All lines holding the string "JSON" are to be shown.

#####

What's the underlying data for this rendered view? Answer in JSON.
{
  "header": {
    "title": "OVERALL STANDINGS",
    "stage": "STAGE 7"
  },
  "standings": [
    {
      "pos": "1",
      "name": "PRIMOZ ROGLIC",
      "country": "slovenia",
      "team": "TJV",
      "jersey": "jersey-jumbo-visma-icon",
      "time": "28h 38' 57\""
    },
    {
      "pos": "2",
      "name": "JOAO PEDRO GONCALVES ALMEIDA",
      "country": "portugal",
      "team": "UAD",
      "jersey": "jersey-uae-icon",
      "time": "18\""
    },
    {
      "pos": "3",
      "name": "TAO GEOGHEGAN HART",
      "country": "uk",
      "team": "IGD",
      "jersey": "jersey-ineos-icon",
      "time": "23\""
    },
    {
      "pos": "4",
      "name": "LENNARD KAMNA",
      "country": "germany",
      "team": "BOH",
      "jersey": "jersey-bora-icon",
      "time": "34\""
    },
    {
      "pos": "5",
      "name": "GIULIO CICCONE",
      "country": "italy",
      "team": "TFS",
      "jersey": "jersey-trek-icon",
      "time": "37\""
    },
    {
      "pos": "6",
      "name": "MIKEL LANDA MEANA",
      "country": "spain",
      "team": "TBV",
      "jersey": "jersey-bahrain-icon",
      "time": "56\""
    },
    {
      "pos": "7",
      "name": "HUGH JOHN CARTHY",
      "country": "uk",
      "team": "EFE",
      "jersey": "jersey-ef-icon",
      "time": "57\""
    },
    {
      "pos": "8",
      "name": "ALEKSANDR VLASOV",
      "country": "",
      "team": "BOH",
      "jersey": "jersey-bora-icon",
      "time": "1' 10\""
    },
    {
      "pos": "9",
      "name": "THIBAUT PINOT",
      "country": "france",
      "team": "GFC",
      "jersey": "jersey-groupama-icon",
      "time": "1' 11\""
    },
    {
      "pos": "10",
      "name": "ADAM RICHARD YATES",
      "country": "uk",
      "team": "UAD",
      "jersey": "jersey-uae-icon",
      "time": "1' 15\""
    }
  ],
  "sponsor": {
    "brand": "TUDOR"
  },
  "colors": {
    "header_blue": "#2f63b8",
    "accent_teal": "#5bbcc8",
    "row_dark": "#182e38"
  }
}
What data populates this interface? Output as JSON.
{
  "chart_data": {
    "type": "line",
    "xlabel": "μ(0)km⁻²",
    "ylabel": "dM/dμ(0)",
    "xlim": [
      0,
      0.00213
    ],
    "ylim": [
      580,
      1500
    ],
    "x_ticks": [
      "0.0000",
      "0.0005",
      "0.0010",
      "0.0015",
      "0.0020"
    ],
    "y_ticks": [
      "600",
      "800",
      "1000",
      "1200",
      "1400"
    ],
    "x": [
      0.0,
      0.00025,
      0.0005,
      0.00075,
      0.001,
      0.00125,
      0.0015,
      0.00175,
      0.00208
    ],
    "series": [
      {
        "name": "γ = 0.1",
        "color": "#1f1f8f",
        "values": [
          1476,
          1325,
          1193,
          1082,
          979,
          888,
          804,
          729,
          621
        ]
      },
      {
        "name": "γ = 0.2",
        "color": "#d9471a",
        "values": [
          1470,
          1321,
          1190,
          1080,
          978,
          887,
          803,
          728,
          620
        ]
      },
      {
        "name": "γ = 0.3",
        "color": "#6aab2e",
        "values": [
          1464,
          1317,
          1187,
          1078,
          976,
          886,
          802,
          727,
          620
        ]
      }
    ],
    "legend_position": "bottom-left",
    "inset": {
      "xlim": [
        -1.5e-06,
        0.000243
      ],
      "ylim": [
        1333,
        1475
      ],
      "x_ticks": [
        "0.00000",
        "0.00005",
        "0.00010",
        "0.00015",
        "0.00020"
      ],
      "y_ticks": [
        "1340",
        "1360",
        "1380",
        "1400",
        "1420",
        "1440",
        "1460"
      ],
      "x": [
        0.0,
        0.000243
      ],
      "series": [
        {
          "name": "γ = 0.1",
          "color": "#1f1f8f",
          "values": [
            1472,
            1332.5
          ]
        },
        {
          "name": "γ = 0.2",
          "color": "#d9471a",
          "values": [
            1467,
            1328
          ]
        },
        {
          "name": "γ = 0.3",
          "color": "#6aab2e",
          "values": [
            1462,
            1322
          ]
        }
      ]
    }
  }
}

#####

### Finished answer
What's the underlying data for this rendered view? Answer in JSON.
What data populates this interface? Output as JSON.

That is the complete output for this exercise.